Exercise details - Each line that holds the word "August" is to be identified and copied.

Data supplied -

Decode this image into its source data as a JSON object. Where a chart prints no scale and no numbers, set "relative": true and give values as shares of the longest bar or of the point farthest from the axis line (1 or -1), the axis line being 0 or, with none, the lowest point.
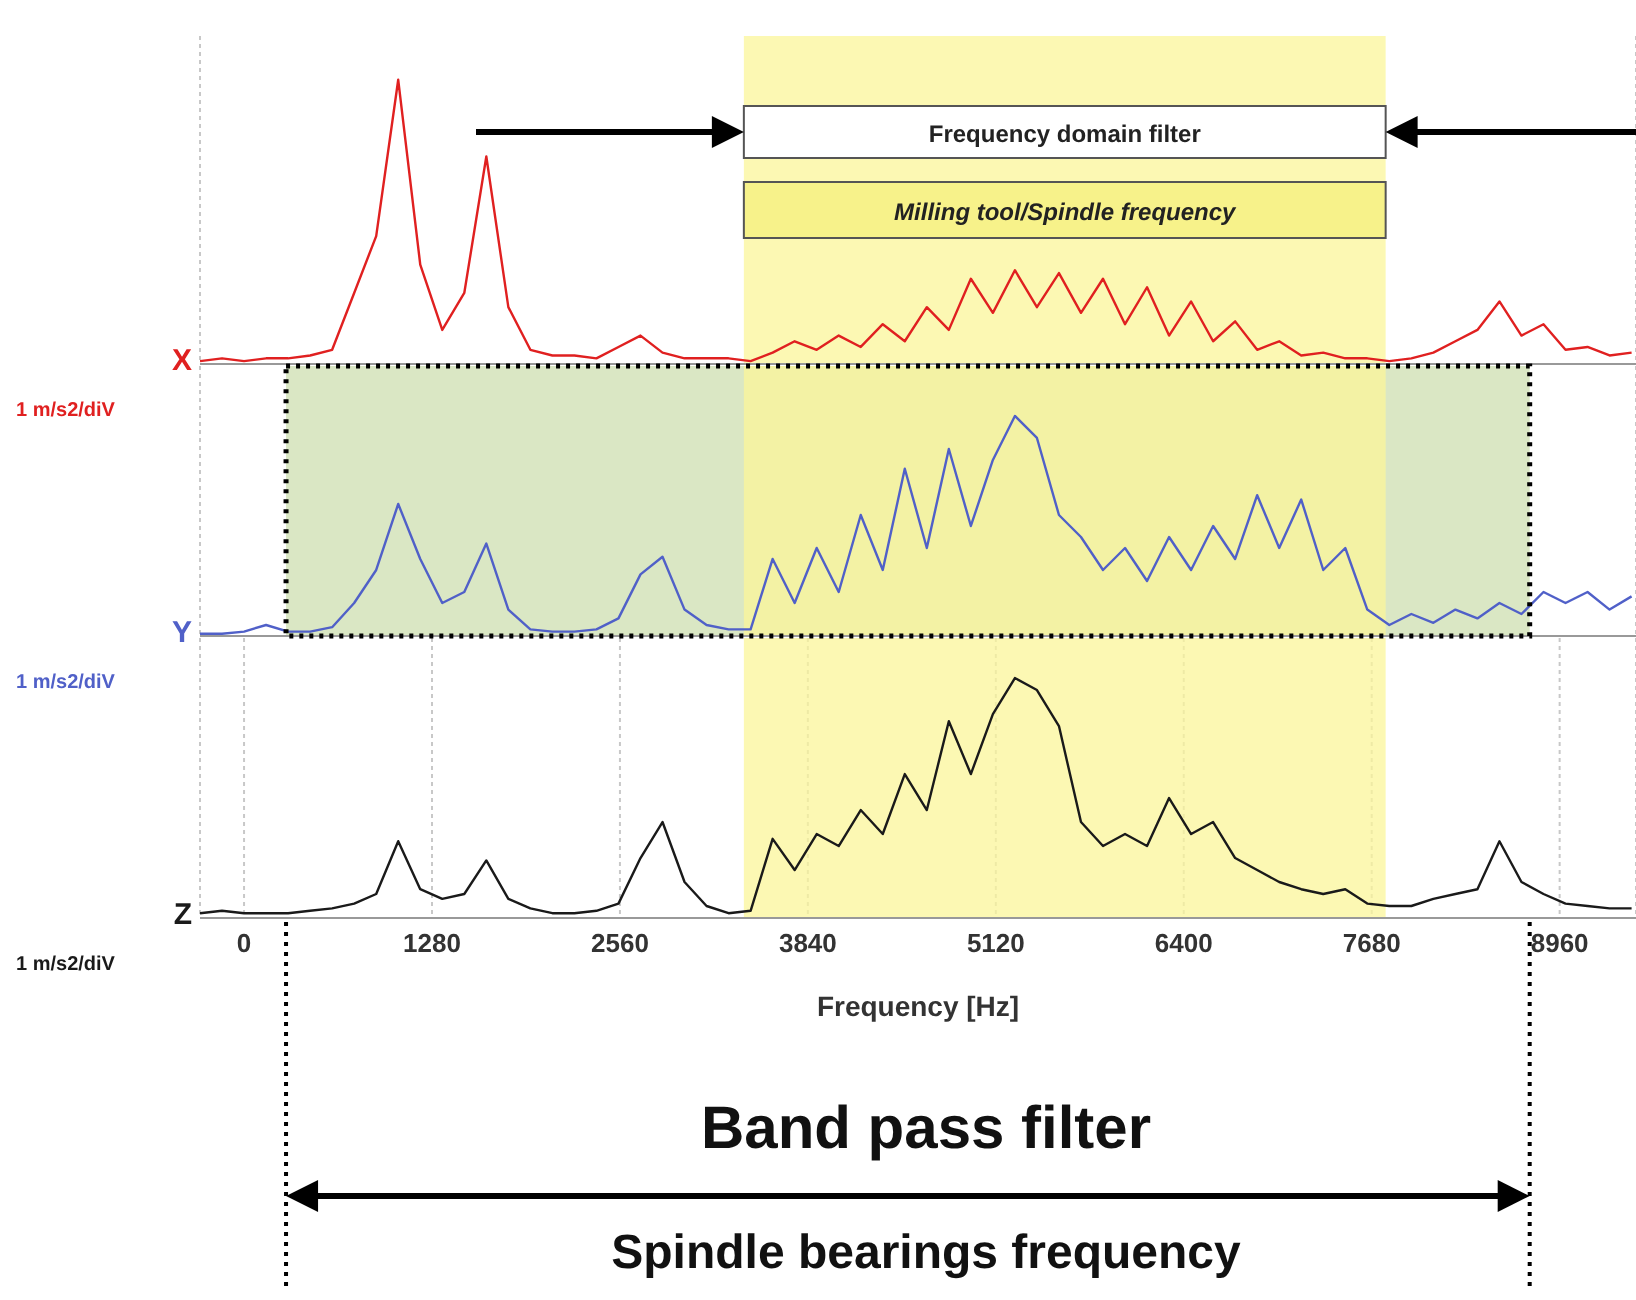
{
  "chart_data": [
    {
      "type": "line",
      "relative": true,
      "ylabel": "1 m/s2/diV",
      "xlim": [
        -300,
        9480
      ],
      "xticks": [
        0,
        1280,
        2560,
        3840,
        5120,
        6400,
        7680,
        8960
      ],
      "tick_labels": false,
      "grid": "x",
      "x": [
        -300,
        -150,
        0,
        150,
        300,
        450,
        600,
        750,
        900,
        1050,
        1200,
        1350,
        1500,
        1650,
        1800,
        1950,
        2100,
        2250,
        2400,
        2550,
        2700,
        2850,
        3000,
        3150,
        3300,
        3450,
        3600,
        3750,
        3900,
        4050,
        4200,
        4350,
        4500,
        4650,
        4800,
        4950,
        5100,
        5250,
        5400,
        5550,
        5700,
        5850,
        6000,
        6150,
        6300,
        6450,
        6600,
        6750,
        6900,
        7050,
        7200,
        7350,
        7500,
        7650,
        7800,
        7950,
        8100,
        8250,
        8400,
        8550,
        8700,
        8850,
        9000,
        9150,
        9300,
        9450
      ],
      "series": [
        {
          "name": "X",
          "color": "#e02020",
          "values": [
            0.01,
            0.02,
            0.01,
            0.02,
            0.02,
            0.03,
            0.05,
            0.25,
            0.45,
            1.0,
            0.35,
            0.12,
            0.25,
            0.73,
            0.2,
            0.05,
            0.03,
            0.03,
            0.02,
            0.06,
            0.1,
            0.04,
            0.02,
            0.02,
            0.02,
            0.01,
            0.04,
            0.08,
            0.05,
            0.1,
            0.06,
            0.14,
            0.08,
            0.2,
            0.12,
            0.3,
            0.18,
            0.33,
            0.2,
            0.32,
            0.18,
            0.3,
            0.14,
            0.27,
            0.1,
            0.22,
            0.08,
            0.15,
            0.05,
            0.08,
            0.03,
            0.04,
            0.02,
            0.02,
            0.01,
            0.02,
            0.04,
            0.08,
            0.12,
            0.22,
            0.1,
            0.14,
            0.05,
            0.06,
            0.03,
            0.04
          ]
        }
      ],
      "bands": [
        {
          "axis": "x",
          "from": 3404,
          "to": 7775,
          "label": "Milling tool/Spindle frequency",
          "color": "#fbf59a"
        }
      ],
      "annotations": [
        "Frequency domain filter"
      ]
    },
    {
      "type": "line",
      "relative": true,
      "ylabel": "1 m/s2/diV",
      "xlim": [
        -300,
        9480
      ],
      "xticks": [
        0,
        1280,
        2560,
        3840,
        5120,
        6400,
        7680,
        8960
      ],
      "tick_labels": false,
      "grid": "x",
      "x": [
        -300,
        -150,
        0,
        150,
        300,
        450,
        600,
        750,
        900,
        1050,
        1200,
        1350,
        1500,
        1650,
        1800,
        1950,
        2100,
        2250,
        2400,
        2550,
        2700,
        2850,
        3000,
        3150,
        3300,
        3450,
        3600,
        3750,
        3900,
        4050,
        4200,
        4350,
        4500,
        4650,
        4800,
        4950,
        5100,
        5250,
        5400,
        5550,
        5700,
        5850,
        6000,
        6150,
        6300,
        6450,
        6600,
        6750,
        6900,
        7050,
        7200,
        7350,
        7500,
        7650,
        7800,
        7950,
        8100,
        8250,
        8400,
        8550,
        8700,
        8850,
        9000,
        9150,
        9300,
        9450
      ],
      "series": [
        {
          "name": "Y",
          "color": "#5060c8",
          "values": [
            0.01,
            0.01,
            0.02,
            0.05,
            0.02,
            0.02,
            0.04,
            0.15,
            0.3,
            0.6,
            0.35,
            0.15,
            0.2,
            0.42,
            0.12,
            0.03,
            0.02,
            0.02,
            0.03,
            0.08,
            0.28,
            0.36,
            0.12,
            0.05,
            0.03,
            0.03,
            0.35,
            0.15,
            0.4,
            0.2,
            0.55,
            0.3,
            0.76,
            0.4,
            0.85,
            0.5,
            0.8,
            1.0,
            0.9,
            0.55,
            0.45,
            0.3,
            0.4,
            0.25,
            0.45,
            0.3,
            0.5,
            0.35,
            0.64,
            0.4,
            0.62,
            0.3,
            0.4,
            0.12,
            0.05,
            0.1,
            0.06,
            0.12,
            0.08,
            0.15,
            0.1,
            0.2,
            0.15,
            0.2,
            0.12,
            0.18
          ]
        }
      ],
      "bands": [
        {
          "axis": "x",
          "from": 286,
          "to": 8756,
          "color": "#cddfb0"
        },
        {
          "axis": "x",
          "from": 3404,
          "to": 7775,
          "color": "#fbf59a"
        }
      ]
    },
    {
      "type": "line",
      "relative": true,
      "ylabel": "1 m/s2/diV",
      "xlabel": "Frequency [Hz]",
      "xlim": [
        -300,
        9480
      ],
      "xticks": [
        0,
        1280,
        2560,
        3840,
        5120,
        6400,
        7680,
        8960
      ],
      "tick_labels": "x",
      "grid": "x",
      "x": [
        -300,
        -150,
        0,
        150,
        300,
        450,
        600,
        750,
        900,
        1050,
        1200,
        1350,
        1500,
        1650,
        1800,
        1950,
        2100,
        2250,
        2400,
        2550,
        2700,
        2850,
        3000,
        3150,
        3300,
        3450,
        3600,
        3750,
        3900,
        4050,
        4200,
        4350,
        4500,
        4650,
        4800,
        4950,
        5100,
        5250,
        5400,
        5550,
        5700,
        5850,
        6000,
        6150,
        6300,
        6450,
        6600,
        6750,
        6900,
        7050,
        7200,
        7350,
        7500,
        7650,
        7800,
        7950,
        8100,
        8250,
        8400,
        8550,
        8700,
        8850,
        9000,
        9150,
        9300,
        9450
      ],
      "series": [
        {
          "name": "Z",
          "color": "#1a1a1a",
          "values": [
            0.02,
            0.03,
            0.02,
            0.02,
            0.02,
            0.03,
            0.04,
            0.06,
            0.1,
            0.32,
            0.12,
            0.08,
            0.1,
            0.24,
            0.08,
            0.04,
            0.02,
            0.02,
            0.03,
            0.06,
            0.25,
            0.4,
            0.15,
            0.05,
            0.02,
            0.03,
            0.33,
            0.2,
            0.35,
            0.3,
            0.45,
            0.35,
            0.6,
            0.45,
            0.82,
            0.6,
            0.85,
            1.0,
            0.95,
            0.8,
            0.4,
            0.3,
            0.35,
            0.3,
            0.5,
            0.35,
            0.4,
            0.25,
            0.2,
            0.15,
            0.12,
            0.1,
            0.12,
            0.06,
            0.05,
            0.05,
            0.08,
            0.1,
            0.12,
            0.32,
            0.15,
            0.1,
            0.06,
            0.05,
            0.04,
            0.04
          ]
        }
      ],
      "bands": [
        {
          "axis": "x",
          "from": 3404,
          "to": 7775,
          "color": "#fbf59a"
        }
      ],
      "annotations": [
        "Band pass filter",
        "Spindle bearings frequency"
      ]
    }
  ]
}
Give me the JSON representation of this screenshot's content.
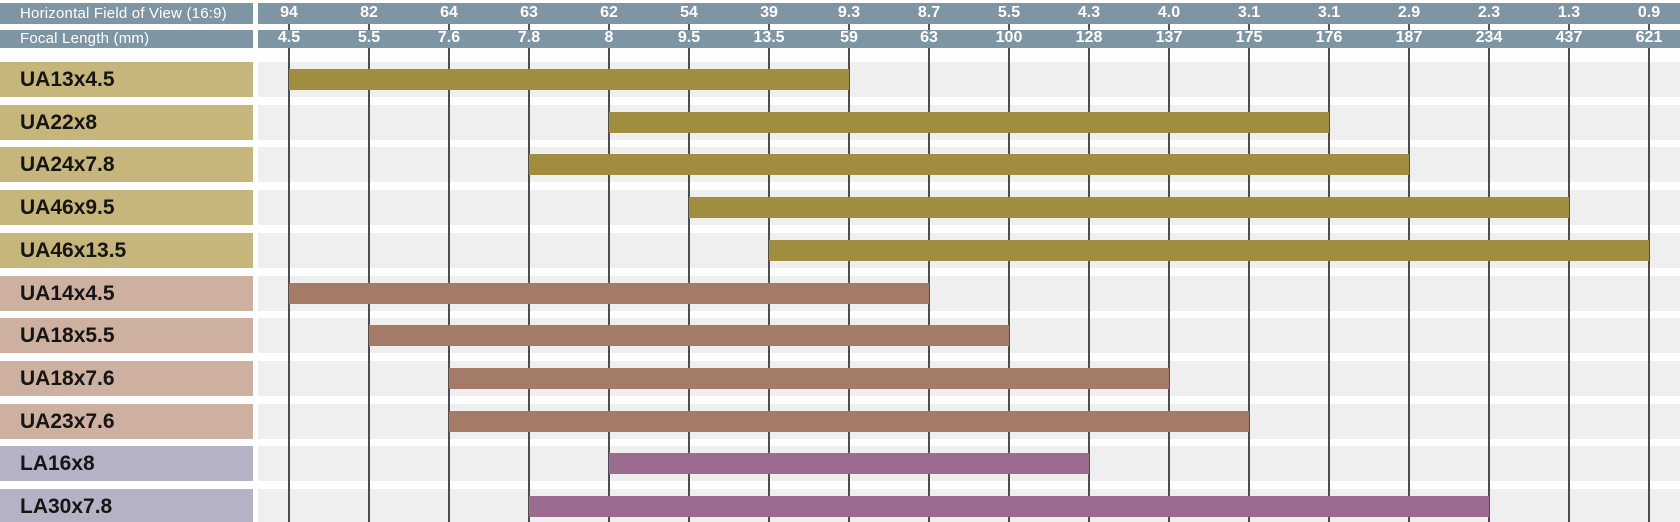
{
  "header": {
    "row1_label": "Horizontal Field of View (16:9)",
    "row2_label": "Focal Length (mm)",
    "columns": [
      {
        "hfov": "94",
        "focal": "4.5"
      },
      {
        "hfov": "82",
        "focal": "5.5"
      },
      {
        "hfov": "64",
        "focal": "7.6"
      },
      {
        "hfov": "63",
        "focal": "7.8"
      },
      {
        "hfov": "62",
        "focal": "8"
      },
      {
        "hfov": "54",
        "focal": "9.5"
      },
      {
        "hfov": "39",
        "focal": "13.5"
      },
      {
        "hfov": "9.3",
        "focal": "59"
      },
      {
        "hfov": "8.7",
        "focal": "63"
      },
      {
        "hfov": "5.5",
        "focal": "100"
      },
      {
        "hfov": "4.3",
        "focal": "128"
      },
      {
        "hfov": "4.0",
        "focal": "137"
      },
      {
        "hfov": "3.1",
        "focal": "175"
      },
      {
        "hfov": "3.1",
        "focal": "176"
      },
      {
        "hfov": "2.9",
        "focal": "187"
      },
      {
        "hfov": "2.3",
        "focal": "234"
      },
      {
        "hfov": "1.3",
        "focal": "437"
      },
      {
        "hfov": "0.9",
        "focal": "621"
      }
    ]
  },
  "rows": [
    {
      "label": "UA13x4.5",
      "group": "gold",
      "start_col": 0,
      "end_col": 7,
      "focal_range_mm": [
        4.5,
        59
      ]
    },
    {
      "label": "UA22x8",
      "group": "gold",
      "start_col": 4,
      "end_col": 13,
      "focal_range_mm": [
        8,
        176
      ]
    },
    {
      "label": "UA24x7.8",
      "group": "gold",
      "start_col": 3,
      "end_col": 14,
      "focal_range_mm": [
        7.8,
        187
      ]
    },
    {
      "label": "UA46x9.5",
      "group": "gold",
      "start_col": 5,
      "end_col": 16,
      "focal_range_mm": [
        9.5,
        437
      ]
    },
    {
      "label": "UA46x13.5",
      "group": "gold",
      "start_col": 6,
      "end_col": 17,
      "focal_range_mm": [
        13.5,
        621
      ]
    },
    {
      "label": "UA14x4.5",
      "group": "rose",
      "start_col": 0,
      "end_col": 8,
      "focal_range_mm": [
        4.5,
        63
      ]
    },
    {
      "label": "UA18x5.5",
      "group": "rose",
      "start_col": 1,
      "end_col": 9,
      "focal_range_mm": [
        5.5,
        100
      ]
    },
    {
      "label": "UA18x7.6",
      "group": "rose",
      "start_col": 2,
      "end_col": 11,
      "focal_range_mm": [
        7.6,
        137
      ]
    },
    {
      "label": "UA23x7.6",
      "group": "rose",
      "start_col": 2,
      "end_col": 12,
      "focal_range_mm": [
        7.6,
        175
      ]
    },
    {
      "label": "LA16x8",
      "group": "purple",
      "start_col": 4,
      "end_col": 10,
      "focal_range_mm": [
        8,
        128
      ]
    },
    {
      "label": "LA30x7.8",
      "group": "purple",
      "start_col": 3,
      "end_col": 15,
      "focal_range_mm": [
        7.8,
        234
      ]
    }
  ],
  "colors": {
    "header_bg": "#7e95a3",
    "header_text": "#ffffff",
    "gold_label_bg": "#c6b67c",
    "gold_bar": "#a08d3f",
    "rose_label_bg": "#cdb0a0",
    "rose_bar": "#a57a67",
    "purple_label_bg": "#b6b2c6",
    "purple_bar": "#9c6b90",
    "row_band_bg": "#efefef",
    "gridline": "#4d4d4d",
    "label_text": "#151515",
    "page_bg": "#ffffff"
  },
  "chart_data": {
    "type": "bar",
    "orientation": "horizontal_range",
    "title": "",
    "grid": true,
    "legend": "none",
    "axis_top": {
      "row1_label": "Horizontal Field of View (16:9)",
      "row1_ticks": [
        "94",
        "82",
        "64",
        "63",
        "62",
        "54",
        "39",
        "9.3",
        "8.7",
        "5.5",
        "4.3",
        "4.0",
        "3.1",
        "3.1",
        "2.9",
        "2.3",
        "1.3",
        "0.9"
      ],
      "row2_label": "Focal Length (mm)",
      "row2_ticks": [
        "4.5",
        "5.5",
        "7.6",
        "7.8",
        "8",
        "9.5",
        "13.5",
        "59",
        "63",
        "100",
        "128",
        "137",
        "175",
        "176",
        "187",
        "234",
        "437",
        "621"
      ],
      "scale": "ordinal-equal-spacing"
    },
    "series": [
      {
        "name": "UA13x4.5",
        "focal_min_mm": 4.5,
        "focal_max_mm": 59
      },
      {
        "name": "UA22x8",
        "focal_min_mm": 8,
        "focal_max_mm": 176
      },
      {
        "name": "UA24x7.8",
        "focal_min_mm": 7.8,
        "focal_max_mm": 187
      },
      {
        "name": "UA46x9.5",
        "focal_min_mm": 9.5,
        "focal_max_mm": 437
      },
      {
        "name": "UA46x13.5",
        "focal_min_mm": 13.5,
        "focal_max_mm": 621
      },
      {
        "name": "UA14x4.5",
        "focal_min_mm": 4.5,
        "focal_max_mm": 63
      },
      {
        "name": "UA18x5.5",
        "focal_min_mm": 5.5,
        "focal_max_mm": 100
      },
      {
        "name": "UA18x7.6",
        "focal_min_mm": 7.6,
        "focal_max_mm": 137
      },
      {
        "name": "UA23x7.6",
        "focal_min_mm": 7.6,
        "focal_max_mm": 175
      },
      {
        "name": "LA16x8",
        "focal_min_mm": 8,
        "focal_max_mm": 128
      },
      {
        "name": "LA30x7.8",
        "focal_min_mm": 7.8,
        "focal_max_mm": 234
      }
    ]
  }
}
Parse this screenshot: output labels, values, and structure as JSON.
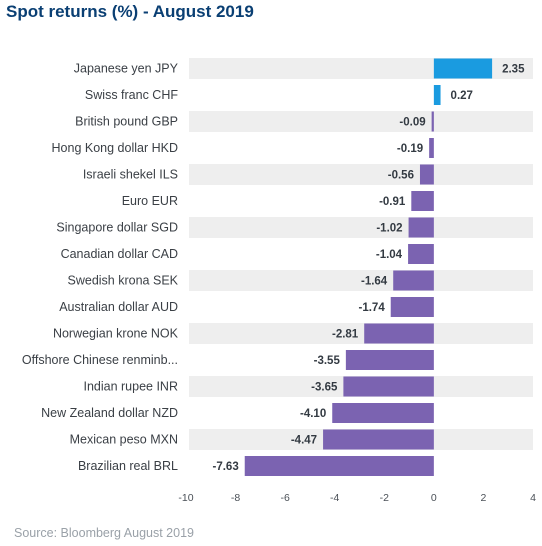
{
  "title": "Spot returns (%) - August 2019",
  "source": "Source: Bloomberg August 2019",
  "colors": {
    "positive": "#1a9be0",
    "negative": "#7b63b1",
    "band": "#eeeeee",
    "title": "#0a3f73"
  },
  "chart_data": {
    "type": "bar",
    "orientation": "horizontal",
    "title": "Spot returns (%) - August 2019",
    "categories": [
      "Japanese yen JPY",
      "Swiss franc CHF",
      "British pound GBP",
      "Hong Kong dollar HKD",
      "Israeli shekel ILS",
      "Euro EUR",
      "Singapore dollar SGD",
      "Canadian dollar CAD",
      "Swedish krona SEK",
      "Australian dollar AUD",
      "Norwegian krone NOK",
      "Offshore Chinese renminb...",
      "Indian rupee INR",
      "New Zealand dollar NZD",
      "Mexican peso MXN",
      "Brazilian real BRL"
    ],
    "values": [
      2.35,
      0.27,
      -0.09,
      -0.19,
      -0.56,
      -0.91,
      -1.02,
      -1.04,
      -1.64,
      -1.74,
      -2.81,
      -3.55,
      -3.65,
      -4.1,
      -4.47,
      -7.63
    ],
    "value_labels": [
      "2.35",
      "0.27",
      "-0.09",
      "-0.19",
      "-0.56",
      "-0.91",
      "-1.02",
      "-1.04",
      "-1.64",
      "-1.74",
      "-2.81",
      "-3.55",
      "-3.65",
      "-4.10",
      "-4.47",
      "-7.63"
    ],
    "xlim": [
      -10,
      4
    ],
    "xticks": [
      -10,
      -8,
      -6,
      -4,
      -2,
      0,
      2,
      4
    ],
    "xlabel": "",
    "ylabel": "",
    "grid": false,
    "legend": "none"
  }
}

Output -
  "title": "Spot returns (%) - August 2019",
  "source": "Source: Bloomberg August 2019",
    "title": "Spot returns (%) - August 2019",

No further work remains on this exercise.